* **AIM OF THE EXERCISE**
Records follow. Pull out every line that contains "preparé".

##############################

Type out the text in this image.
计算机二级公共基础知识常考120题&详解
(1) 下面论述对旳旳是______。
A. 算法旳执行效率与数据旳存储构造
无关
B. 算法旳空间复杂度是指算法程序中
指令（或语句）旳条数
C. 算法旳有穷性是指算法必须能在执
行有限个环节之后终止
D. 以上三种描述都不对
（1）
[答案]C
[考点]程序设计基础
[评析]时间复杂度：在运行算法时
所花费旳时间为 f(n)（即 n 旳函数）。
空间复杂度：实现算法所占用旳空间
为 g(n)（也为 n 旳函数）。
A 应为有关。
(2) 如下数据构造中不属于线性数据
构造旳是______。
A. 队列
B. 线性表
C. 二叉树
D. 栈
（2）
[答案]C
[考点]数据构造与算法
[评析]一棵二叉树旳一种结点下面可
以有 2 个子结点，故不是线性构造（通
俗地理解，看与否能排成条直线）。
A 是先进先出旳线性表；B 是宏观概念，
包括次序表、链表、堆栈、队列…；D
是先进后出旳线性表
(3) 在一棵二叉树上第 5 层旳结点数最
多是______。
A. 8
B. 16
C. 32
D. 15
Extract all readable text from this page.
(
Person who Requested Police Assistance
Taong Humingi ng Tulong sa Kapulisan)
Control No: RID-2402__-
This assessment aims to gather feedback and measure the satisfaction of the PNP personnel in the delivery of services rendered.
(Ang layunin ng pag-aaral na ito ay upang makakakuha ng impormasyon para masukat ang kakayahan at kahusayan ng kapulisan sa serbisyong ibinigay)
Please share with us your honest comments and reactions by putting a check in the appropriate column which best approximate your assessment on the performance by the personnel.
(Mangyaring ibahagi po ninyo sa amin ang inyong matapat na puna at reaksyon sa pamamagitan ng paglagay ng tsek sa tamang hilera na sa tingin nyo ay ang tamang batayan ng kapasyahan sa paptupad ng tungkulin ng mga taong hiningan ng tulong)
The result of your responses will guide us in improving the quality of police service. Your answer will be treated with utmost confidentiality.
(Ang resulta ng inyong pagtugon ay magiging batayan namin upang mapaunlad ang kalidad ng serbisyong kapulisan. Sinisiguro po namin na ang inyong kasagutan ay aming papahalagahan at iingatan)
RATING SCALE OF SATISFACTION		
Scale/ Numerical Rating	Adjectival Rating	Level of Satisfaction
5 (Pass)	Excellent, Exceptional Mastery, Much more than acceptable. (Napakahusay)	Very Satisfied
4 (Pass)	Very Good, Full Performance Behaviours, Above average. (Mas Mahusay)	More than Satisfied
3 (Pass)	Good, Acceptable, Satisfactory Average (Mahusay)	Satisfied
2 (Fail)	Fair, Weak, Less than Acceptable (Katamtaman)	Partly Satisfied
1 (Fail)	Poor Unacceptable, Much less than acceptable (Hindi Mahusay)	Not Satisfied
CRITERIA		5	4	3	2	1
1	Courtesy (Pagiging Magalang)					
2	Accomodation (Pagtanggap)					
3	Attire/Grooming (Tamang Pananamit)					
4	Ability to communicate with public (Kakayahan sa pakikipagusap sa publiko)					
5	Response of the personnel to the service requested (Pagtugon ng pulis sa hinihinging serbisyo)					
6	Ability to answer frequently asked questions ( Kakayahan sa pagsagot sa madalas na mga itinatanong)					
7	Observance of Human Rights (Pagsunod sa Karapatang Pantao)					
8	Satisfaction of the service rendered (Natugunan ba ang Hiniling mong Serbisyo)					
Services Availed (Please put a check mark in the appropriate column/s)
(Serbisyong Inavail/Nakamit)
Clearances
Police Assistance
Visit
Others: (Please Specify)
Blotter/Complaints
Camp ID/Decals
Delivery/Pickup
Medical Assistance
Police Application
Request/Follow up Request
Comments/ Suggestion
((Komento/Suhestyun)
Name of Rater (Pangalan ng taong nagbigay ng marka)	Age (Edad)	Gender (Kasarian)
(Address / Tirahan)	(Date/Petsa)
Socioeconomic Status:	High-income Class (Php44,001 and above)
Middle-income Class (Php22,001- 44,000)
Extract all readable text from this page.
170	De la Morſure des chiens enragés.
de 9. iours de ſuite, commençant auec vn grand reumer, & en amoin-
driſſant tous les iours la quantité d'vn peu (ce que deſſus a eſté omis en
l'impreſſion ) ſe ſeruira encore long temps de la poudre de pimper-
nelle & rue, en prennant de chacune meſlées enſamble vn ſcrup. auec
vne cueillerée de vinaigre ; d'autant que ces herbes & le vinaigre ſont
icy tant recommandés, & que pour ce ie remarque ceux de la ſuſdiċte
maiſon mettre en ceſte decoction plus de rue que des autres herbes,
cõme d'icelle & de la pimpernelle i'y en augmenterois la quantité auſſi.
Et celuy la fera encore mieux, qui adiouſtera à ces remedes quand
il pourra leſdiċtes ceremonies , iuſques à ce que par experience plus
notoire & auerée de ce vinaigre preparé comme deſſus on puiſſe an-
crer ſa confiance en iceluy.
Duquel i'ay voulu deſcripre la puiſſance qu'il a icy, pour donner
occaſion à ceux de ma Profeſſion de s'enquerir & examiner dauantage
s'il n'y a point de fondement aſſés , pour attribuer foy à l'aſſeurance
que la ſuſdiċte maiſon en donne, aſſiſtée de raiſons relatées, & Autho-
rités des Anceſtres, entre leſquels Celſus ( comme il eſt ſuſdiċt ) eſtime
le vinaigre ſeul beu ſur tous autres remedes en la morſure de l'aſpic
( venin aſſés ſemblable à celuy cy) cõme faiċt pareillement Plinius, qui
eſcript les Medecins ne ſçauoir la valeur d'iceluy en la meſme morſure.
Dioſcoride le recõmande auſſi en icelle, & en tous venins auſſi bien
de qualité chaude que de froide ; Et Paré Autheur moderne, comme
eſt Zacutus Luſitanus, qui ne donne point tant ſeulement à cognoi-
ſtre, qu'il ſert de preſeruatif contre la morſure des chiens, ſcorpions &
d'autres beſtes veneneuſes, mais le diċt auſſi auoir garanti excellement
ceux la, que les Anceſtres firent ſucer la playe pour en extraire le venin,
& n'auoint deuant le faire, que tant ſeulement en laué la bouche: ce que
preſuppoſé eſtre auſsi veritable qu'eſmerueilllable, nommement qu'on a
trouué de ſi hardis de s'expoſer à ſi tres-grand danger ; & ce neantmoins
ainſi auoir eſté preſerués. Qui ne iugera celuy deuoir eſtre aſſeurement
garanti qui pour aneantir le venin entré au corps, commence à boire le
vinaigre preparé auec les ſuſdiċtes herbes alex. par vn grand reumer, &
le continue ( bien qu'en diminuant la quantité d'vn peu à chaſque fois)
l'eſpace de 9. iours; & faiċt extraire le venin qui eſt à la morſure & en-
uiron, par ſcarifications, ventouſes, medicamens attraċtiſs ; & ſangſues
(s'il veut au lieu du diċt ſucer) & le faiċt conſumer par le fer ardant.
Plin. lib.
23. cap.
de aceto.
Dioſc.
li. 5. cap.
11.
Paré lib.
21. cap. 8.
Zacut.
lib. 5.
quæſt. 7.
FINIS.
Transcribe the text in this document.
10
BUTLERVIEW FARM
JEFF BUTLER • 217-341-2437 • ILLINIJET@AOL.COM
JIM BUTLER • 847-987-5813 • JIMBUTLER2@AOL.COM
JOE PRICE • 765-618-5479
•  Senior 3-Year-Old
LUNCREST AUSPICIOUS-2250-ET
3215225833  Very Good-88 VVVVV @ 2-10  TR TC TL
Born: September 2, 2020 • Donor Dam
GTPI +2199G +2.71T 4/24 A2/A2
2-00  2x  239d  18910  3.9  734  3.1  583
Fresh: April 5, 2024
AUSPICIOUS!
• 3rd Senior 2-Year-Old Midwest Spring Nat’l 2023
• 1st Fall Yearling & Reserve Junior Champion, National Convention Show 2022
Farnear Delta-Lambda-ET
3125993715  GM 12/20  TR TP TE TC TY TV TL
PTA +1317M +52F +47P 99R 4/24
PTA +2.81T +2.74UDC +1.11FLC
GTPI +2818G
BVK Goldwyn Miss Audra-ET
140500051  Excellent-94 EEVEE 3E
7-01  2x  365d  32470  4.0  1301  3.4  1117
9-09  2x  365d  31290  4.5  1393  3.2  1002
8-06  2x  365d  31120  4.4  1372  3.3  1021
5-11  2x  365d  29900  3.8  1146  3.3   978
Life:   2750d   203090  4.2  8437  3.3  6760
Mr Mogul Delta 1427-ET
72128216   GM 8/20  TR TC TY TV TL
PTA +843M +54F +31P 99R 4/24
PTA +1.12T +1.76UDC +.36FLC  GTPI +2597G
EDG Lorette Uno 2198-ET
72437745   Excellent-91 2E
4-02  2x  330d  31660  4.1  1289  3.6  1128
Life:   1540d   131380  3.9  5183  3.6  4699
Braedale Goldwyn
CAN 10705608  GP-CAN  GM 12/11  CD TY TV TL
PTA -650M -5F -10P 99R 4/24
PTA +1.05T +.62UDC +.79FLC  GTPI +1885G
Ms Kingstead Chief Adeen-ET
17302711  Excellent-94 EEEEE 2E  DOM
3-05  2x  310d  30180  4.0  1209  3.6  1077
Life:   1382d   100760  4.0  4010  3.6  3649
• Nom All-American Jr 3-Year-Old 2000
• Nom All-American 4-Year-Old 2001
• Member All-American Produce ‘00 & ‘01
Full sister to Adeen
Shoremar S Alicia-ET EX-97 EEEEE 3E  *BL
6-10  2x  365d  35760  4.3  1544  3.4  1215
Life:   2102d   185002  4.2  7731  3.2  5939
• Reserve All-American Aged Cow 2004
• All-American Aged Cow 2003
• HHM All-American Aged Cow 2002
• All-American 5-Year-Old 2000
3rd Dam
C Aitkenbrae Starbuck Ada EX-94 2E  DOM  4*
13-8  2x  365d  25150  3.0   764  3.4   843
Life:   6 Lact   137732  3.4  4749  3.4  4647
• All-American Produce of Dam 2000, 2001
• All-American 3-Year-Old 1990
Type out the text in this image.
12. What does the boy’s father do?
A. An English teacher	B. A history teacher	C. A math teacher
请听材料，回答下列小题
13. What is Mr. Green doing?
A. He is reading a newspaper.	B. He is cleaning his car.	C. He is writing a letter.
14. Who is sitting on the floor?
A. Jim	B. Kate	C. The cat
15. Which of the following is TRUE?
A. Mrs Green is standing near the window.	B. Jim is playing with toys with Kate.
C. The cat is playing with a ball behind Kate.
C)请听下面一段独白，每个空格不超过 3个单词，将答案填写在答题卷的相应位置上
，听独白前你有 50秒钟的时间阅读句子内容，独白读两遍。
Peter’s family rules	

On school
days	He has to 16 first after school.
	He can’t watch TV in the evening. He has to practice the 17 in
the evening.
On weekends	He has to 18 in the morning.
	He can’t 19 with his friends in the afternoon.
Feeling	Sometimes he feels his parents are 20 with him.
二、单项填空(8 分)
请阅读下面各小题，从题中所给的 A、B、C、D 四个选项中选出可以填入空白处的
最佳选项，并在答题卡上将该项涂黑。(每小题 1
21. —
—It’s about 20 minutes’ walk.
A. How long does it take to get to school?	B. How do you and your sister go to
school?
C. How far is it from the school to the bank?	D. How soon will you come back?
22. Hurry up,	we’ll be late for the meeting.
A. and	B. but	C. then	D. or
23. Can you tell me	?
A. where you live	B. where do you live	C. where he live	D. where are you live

##############################

* **ANSWER FOR THIS EXERCISE**
notoire & auerée de ce vinaigre preparé comme deſſus on puiſſe an-
vinaigre preparé auec les ſuſdiċtes herbes alex. par vn grand reumer, &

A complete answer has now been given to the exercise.